== Record list ==

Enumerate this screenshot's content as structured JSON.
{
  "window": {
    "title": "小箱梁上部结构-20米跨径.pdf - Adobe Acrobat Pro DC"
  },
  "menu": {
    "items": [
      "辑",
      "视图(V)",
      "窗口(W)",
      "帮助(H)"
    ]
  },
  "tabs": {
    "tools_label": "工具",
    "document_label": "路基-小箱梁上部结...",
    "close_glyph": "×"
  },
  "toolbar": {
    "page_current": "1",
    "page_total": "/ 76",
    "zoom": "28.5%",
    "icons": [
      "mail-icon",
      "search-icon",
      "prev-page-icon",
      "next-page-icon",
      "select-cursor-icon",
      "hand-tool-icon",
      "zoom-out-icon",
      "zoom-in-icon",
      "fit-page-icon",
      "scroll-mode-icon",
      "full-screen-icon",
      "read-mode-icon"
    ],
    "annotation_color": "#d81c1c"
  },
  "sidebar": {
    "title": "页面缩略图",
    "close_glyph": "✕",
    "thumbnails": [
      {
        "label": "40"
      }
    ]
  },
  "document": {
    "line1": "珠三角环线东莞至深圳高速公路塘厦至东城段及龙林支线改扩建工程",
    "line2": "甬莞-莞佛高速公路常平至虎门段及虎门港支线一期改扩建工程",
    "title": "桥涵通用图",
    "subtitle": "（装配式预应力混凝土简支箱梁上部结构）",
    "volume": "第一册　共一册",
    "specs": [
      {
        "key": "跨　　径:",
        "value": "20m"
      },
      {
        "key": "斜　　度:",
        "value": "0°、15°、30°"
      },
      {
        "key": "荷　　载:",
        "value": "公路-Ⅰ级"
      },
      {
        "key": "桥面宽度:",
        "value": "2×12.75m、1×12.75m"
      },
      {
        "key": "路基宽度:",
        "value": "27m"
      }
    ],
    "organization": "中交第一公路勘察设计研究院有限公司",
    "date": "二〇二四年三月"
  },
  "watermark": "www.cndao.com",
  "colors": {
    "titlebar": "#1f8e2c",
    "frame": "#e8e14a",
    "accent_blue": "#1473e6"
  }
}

===

Reproduce the material precisely, including every line.

# Expected answer
Enumerate this screenshot's content as structured JSON.
{
  "window": {
    "title": "小箱梁上部结构-20米跨径.pdf - Adobe Acrobat Pro DC"
  },
  "menu": {
    "items": [
      "辑",
      "视图(V)",
      "窗口(W)",
      "帮助(H)"
    ]
  },
  "tabs": {
    "tools_label": "工具",
    "document_label": "路基-小箱梁上部结...",
    "close_glyph": "×"
  },
  "toolbar": {
    "page_current": "1",
    "page_total": "/ 76",
    "zoom": "28.5%",
    "icons": [
      "mail-icon",
      "search-icon",
      "prev-page-icon",
      "next-page-icon",
      "select-cursor-icon",
      "hand-tool-icon",
      "zoom-out-icon",
      "zoom-in-icon",
      "fit-page-icon",
      "scroll-mode-icon",
      "full-screen-icon",
      "read-mode-icon"
    ],
    "annotation_color": "#d81c1c"
  },
  "sidebar": {
    "title": "页面缩略图",
    "close_glyph": "✕",
    "thumbnails": [
      {
        "label": "40"
      }
    ]
  },
  "document": {
    "line1": "珠三角环线东莞至深圳高速公路塘厦至东城段及龙林支线改扩建工程",
    "line2": "甬莞-莞佛高速公路常平至虎门段及虎门港支线一期改扩建工程",
    "title": "桥涵通用图",
    "subtitle": "（装配式预应力混凝土简支箱梁上部结构）",
    "volume": "第一册　共一册",
    "specs": [
      {
        "key": "跨　　径:",
        "value": "20m"
      },
      {
        "key": "斜　　度:",
        "value": "0°、15°、30°"
      },
      {
        "key": "荷　　载:",
        "value": "公路-Ⅰ级"
      },
      {
        "key": "桥面宽度:",
        "value": "2×12.75m、1×12.75m"
      },
      {
        "key": "路基宽度:",
        "value": "27m"
      }
    ],
    "organization": "中交第一公路勘察设计研究院有限公司",
    "date": "二〇二四年三月"
  },
  "watermark": "www.cndao.com",
  "colors": {
    "titlebar": "#1f8e2c",
    "frame": "#e8e14a",
    "accent_blue": "#1473e6"
  }
}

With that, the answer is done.